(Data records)

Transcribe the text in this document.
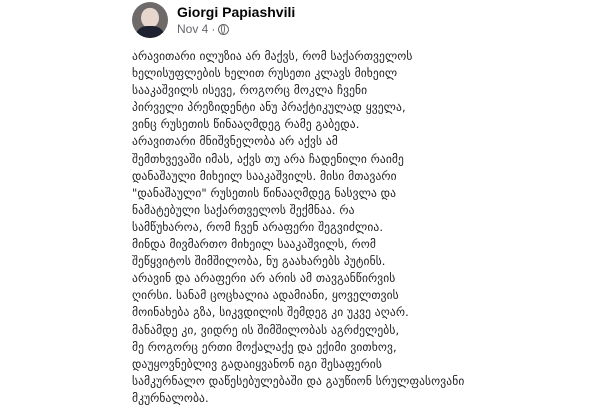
Giorgi Papiashvili
Nov 4 ·
არავითარი ილუზია არ მაქვს, რომ საქართველოს
ხელისუფლების ხელით რუსეთი კლავს მიხეილ
სააკაშვილს ისევე, როგორც მოკლა ჩვენი
პირველი პრეზიდენტი ანუ პრაქტიკულად ყველა,
ვინც რუსეთის წინააღმდეგ რამე გაბედა.
არავითარი მნიშვნელობა არ აქვს ამ
შემთხვევაში იმას, აქვს თუ არა ჩადენილი რაიმე
დანაშაული მიხეილ სააკაშვილს. მისი მთავარი
"დანაშაული" რუსეთის წინააღმდეგ ნასვლა და
ნამატებული საქართველოს შექმნაა. რა
სამწუხაროა, რომ ჩვენ არაფერი შეგვიძლია.
მინდა მივმართო მიხეილ სააკაშვილს, რომ
შეწყვიტოს შიმშილობა, ნუ გაახარებს პუტინს.
არავინ და არაფერი არ არის ამ თავგანწირვის
ღირსი. სანამ ცოცხალია ადამიანი, ყოველთვის
მოინახება გზა, სიკვდილის შემდეგ კი უკვე აღარ.
მანამდე კი, ვიდრე ის შიმშილობას აგრძელებს,
მე როგორც ერთი მოქალაქე და ექიმი ვითხოვ,
დაუყოვნებლივ გადაიყვანონ იგი შესაფერის
სამკურნალო დაწესებულებაში და გაუწიონ სრულფასოვანი
მკურნალობა.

**OBJECTIVE:**
Output every entry verbatim. Pictures do not belong in the copy.

**SOLUTION FOR THIS EXERCISE:**
Transcribe the text in this document.
Giorgi Papiashvili
Nov 4 ·
არავითარი ილუზია არ მაქვს, რომ საქართველოს
ხელისუფლების ხელით რუსეთი კლავს მიხეილ
სააკაშვილს ისევე, როგორც მოკლა ჩვენი
პირველი პრეზიდენტი ანუ პრაქტიკულად ყველა,
ვინც რუსეთის წინააღმდეგ რამე გაბედა.
არავითარი მნიშვნელობა არ აქვს ამ
შემთხვევაში იმას, აქვს თუ არა ჩადენილი რაიმე
დანაშაული მიხეილ სააკაშვილს. მისი მთავარი
"დანაშაული" რუსეთის წინააღმდეგ ნასვლა და
ნამატებული საქართველოს შექმნაა. რა
სამწუხაროა, რომ ჩვენ არაფერი შეგვიძლია.
მინდა მივმართო მიხეილ სააკაშვილს, რომ
შეწყვიტოს შიმშილობა, ნუ გაახარებს პუტინს.
არავინ და არაფერი არ არის ამ თავგანწირვის
ღირსი. სანამ ცოცხალია ადამიანი, ყოველთვის
მოინახება გზა, სიკვდილის შემდეგ კი უკვე აღარ.
მანამდე კი, ვიდრე ის შიმშილობას აგრძელებს,
მე როგორც ერთი მოქალაქე და ექიმი ვითხოვ,
დაუყოვნებლივ გადაიყვანონ იგი შესაფერის
სამკურნალო დაწესებულებაში და გაუწიონ სრულფასოვანი
მკურნალობა.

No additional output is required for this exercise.